**WHAT IS BEING ASKED**
Output all the entries word for word. Omit the pictures.
··· RECORDS FOR THE TASK ···
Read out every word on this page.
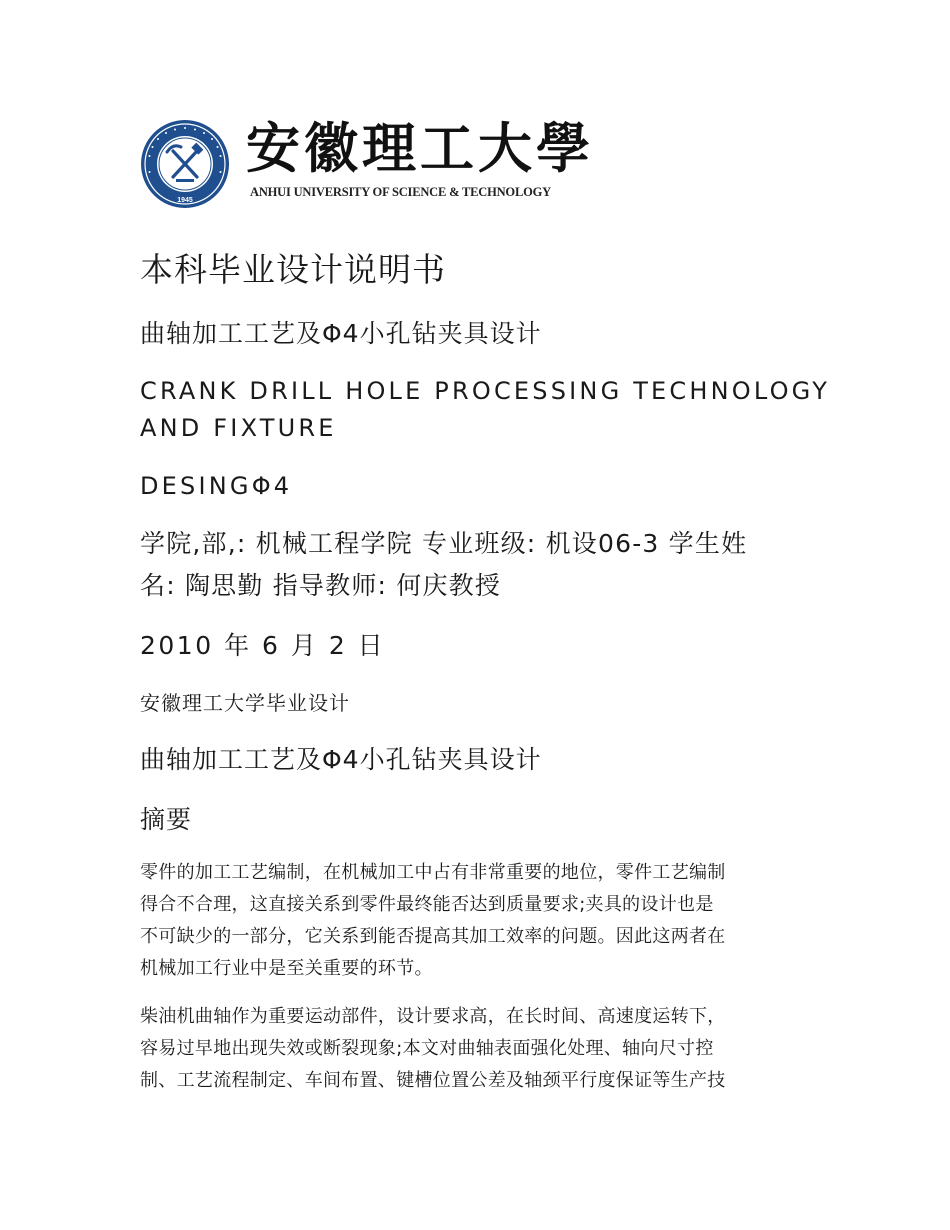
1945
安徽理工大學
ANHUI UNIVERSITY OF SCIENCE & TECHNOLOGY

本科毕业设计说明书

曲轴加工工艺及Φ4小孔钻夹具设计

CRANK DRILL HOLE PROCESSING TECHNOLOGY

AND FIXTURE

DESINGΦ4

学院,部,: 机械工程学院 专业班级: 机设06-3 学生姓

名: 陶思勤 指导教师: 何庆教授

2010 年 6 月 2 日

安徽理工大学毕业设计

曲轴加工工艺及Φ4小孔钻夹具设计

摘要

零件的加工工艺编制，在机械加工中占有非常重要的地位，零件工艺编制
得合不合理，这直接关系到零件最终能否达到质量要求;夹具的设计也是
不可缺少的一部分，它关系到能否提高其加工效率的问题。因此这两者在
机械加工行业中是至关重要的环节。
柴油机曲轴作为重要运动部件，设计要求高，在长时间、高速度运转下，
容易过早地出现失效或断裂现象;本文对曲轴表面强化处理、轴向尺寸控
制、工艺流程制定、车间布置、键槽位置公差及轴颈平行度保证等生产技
···
**COMPLETE RESPONSE**
Read out every word on this page.
1945
安徽理工大學
ANHUI UNIVERSITY OF SCIENCE & TECHNOLOGY

本科毕业设计说明书

曲轴加工工艺及Φ4小孔钻夹具设计

CRANK DRILL HOLE PROCESSING TECHNOLOGY

AND FIXTURE

DESINGΦ4

学院,部,: 机械工程学院 专业班级: 机设06-3 学生姓

名: 陶思勤 指导教师: 何庆教授

2010 年 6 月 2 日

安徽理工大学毕业设计

曲轴加工工艺及Φ4小孔钻夹具设计

摘要

零件的加工工艺编制，在机械加工中占有非常重要的地位，零件工艺编制
得合不合理，这直接关系到零件最终能否达到质量要求;夹具的设计也是
不可缺少的一部分，它关系到能否提高其加工效率的问题。因此这两者在
机械加工行业中是至关重要的环节。
柴油机曲轴作为重要运动部件，设计要求高，在长时间、高速度运转下，
容易过早地出现失效或断裂现象;本文对曲轴表面强化处理、轴向尺寸控
制、工艺流程制定、车间布置、键槽位置公差及轴颈平行度保证等生产技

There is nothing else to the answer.